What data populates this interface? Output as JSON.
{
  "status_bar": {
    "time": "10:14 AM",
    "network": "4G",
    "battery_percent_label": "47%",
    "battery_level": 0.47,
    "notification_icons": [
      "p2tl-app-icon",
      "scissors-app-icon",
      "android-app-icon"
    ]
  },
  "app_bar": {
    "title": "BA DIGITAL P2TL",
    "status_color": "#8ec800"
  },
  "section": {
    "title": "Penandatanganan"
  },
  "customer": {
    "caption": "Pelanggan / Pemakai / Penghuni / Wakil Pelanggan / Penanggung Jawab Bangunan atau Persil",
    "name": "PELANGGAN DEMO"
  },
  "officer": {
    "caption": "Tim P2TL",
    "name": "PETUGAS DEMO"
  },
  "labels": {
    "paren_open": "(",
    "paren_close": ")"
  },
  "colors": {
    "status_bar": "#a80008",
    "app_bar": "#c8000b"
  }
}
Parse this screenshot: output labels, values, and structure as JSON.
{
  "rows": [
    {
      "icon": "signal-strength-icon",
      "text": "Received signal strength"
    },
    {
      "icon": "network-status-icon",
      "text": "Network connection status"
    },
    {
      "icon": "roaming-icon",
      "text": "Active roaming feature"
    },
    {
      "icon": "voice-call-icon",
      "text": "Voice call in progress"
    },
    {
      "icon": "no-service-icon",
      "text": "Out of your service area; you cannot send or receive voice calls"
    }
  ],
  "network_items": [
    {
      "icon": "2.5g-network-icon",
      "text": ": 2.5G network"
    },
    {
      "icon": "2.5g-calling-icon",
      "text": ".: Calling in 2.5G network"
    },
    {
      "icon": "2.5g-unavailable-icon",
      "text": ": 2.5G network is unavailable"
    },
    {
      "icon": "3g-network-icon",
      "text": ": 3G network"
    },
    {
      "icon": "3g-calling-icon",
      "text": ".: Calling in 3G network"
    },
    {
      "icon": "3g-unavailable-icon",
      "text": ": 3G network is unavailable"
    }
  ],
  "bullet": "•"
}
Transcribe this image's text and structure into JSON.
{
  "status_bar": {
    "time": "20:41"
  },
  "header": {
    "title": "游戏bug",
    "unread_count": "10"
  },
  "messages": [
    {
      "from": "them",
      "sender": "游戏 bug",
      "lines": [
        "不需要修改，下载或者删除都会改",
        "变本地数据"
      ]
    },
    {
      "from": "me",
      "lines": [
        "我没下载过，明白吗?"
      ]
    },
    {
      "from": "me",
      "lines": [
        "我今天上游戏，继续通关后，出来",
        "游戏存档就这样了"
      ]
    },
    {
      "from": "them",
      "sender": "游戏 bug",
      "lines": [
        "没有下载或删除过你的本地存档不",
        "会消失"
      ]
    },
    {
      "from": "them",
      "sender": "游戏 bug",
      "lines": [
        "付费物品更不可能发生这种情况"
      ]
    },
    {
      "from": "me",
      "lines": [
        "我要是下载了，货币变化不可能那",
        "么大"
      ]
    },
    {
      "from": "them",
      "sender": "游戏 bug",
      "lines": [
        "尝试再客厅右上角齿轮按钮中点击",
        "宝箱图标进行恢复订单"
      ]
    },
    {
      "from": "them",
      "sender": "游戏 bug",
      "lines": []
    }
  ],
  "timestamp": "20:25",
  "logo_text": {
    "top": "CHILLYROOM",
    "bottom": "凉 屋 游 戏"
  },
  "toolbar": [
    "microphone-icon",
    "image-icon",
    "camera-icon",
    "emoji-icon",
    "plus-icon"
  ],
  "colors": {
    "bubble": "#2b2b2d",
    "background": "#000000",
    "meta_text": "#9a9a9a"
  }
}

━━━

■ What to produce ■
Reproduce the entries above exactly.

■ Written reply ■
What data populates this interface? Output as JSON.
{
  "status_bar": {
    "time": "10:14 AM",
    "network": "4G",
    "battery_percent_label": "47%",
    "battery_level": 0.47,
    "notification_icons": [
      "p2tl-app-icon",
      "scissors-app-icon",
      "android-app-icon"
    ]
  },
  "app_bar": {
    "title": "BA DIGITAL P2TL",
    "status_color": "#8ec800"
  },
  "section": {
    "title": "Penandatanganan"
  },
  "customer": {
    "caption": "Pelanggan / Pemakai / Penghuni / Wakil Pelanggan / Penanggung Jawab Bangunan atau Persil",
    "name": "PELANGGAN DEMO"
  },
  "officer": {
    "caption": "Tim P2TL",
    "name": "PETUGAS DEMO"
  },
  "labels": {
    "paren_open": "(",
    "paren_close": ")"
  },
  "colors": {
    "status_bar": "#a80008",
    "app_bar": "#c8000b"
  }
}
Parse this screenshot: output labels, values, and structure as JSON.
{
  "rows": [
    {
      "icon": "signal-strength-icon",
      "text": "Received signal strength"
    },
    {
      "icon": "network-status-icon",
      "text": "Network connection status"
    },
    {
      "icon": "roaming-icon",
      "text": "Active roaming feature"
    },
    {
      "icon": "voice-call-icon",
      "text": "Voice call in progress"
    },
    {
      "icon": "no-service-icon",
      "text": "Out of your service area; you cannot send or receive voice calls"
    }
  ],
  "network_items": [
    {
      "icon": "2.5g-network-icon",
      "text": ": 2.5G network"
    },
    {
      "icon": "2.5g-calling-icon",
      "text": ".: Calling in 2.5G network"
    },
    {
      "icon": "2.5g-unavailable-icon",
      "text": ": 2.5G network is unavailable"
    },
    {
      "icon": "3g-network-icon",
      "text": ": 3G network"
    },
    {
      "icon": "3g-calling-icon",
      "text": ".: Calling in 3G network"
    },
    {
      "icon": "3g-unavailable-icon",
      "text": ": 3G network is unavailable"
    }
  ],
  "bullet": "•"
}
Transcribe this image's text and structure into JSON.
{
  "status_bar": {
    "time": "20:41"
  },
  "header": {
    "title": "游戏bug",
    "unread_count": "10"
  },
  "messages": [
    {
      "from": "them",
      "sender": "游戏 bug",
      "lines": [
        "不需要修改，下载或者删除都会改",
        "变本地数据"
      ]
    },
    {
      "from": "me",
      "lines": [
        "我没下载过，明白吗?"
      ]
    },
    {
      "from": "me",
      "lines": [
        "我今天上游戏，继续通关后，出来",
        "游戏存档就这样了"
      ]
    },
    {
      "from": "them",
      "sender": "游戏 bug",
      "lines": [
        "没有下载或删除过你的本地存档不",
        "会消失"
      ]
    },
    {
      "from": "them",
      "sender": "游戏 bug",
      "lines": [
        "付费物品更不可能发生这种情况"
      ]
    },
    {
      "from": "me",
      "lines": [
        "我要是下载了，货币变化不可能那",
        "么大"
      ]
    },
    {
      "from": "them",
      "sender": "游戏 bug",
      "lines": [
        "尝试再客厅右上角齿轮按钮中点击",
        "宝箱图标进行恢复订单"
      ]
    },
    {
      "from": "them",
      "sender": "游戏 bug",
      "lines": []
    }
  ],
  "timestamp": "20:25",
  "logo_text": {
    "top": "CHILLYROOM",
    "bottom": "凉 屋 游 戏"
  },
  "toolbar": [
    "microphone-icon",
    "image-icon",
    "camera-icon",
    "emoji-icon",
    "plus-icon"
  ],
  "colors": {
    "bubble": "#2b2b2d",
    "background": "#000000",
    "meta_text": "#9a9a9a"
  }
}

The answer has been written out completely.